◆ **DIRECTIONS FOR THIS TASK**
Extract every line that contains the word "formen".
### MATERIAL SUPPLIED
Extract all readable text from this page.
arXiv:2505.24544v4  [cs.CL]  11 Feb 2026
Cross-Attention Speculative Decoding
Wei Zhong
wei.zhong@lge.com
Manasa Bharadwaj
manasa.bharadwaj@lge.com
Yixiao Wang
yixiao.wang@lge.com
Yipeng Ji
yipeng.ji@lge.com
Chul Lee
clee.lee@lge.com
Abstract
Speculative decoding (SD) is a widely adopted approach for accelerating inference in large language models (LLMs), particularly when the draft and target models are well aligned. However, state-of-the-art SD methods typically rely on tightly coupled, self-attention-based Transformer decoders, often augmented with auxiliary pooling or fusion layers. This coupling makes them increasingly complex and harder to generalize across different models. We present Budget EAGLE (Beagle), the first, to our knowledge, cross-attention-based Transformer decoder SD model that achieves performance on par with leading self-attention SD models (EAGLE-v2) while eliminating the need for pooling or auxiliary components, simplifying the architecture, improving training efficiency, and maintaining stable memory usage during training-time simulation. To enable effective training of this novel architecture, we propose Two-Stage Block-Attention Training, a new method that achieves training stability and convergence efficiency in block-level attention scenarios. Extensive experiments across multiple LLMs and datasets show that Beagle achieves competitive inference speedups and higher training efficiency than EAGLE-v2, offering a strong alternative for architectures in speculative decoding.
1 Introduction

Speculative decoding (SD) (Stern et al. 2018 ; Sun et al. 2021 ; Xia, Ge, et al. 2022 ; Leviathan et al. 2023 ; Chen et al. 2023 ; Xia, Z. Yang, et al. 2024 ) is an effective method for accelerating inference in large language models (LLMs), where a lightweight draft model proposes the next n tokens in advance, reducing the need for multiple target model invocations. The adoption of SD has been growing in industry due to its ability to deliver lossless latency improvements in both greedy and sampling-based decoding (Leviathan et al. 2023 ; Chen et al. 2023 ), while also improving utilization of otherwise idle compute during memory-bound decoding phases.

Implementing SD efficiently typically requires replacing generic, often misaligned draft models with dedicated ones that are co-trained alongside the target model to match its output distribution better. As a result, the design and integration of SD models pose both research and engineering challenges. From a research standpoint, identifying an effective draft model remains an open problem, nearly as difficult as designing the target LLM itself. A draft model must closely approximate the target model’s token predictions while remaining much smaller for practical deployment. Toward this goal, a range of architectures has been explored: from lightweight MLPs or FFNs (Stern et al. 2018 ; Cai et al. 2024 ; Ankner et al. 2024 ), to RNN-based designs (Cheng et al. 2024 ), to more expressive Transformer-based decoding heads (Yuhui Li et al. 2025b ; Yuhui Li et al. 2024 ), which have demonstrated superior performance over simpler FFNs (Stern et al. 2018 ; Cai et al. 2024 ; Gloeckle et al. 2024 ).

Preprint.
######
### MATERIAL SUPPLIED
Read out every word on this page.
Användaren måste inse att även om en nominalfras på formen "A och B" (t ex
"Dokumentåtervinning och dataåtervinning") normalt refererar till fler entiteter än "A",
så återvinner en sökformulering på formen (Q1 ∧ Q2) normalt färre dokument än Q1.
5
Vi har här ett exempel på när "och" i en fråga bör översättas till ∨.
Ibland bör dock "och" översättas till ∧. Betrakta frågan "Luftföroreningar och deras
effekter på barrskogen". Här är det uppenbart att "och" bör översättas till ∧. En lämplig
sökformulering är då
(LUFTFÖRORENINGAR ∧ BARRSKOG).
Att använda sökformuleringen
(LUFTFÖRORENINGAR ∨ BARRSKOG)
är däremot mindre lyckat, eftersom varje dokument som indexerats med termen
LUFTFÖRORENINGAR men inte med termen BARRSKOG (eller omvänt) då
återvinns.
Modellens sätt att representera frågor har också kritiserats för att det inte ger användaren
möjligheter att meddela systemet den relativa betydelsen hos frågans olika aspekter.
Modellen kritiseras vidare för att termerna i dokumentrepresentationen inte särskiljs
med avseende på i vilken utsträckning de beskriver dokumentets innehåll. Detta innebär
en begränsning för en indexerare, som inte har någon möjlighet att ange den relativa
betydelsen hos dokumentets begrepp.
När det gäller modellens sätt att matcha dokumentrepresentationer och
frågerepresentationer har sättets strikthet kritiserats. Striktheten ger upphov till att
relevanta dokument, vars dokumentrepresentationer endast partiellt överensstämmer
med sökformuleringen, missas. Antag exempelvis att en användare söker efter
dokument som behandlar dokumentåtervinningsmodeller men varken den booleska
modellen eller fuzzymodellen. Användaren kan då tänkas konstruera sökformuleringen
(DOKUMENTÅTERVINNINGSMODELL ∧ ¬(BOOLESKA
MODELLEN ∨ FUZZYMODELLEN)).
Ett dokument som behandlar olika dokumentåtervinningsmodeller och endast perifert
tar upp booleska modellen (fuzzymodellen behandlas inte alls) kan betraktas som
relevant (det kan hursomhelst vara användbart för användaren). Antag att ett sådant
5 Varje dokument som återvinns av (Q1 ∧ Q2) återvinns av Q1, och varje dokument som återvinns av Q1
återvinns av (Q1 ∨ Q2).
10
######
◆ **OUTPUT BELOW**
Användaren måste inse att även om en nominalfras på formen "A och B" (t ex
så återvinner en sökformulering på formen (Q1 ∧ Q2) normalt färre dokument än Q1.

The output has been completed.